> _SET PROBLEM_: The entries below need to be written out exactly, with no pictures included.
## START WORKING DATA
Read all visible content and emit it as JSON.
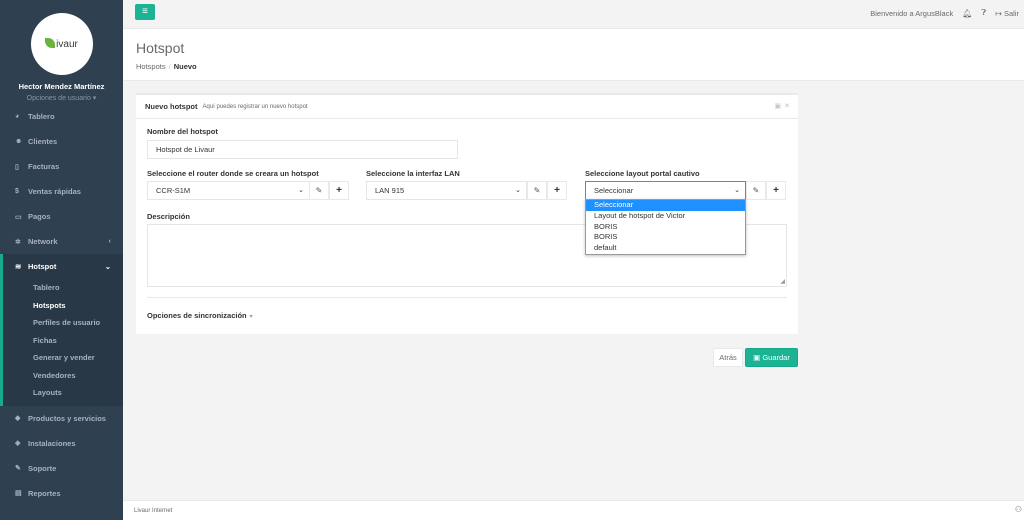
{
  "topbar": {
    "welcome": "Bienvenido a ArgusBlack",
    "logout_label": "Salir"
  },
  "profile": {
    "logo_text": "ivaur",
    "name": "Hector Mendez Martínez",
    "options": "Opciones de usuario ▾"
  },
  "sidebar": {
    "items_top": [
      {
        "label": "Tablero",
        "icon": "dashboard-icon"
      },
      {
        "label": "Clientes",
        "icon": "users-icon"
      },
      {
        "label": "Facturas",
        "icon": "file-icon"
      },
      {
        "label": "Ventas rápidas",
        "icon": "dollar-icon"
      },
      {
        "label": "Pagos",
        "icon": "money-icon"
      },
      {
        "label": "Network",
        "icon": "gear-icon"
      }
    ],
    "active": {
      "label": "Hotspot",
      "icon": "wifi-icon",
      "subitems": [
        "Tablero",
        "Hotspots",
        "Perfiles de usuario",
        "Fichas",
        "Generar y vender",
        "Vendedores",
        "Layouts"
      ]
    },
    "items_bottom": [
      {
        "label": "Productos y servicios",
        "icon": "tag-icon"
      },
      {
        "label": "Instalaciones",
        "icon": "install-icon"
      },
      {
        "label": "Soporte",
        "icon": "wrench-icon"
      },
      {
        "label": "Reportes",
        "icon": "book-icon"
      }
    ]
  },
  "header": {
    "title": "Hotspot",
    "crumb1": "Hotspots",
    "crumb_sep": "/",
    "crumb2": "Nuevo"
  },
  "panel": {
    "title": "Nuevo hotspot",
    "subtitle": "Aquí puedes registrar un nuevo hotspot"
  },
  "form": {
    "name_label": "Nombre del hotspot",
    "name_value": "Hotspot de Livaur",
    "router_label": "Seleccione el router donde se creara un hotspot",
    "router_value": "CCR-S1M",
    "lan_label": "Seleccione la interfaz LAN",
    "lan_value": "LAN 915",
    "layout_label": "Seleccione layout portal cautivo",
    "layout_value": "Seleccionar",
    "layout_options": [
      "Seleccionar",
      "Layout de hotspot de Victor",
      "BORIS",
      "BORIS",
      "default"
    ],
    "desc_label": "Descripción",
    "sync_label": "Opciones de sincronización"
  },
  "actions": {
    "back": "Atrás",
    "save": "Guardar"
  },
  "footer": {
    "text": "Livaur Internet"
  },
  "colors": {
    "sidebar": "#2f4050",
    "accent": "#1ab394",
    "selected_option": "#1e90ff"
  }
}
## END WORKING DATA
> _ANSWER BELOW_:
Read all visible content and emit it as JSON.
{
  "topbar": {
    "welcome": "Bienvenido a ArgusBlack",
    "logout_label": "Salir"
  },
  "profile": {
    "logo_text": "ivaur",
    "name": "Hector Mendez Martínez",
    "options": "Opciones de usuario ▾"
  },
  "sidebar": {
    "items_top": [
      {
        "label": "Tablero",
        "icon": "dashboard-icon"
      },
      {
        "label": "Clientes",
        "icon": "users-icon"
      },
      {
        "label": "Facturas",
        "icon": "file-icon"
      },
      {
        "label": "Ventas rápidas",
        "icon": "dollar-icon"
      },
      {
        "label": "Pagos",
        "icon": "money-icon"
      },
      {
        "label": "Network",
        "icon": "gear-icon"
      }
    ],
    "active": {
      "label": "Hotspot",
      "icon": "wifi-icon",
      "subitems": [
        "Tablero",
        "Hotspots",
        "Perfiles de usuario",
        "Fichas",
        "Generar y vender",
        "Vendedores",
        "Layouts"
      ]
    },
    "items_bottom": [
      {
        "label": "Productos y servicios",
        "icon": "tag-icon"
      },
      {
        "label": "Instalaciones",
        "icon": "install-icon"
      },
      {
        "label": "Soporte",
        "icon": "wrench-icon"
      },
      {
        "label": "Reportes",
        "icon": "book-icon"
      }
    ]
  },
  "header": {
    "title": "Hotspot",
    "crumb1": "Hotspots",
    "crumb_sep": "/",
    "crumb2": "Nuevo"
  },
  "panel": {
    "title": "Nuevo hotspot",
    "subtitle": "Aquí puedes registrar un nuevo hotspot"
  },
  "form": {
    "name_label": "Nombre del hotspot",
    "name_value": "Hotspot de Livaur",
    "router_label": "Seleccione el router donde se creara un hotspot",
    "router_value": "CCR-S1M",
    "lan_label": "Seleccione la interfaz LAN",
    "lan_value": "LAN 915",
    "layout_label": "Seleccione layout portal cautivo",
    "layout_value": "Seleccionar",
    "layout_options": [
      "Seleccionar",
      "Layout de hotspot de Victor",
      "BORIS",
      "BORIS",
      "default"
    ],
    "desc_label": "Descripción",
    "sync_label": "Opciones de sincronización"
  },
  "actions": {
    "back": "Atrás",
    "save": "Guardar"
  },
  "footer": {
    "text": "Livaur Internet"
  },
  "colors": {
    "sidebar": "#2f4050",
    "accent": "#1ab394",
    "selected_option": "#1e90ff"
  }
}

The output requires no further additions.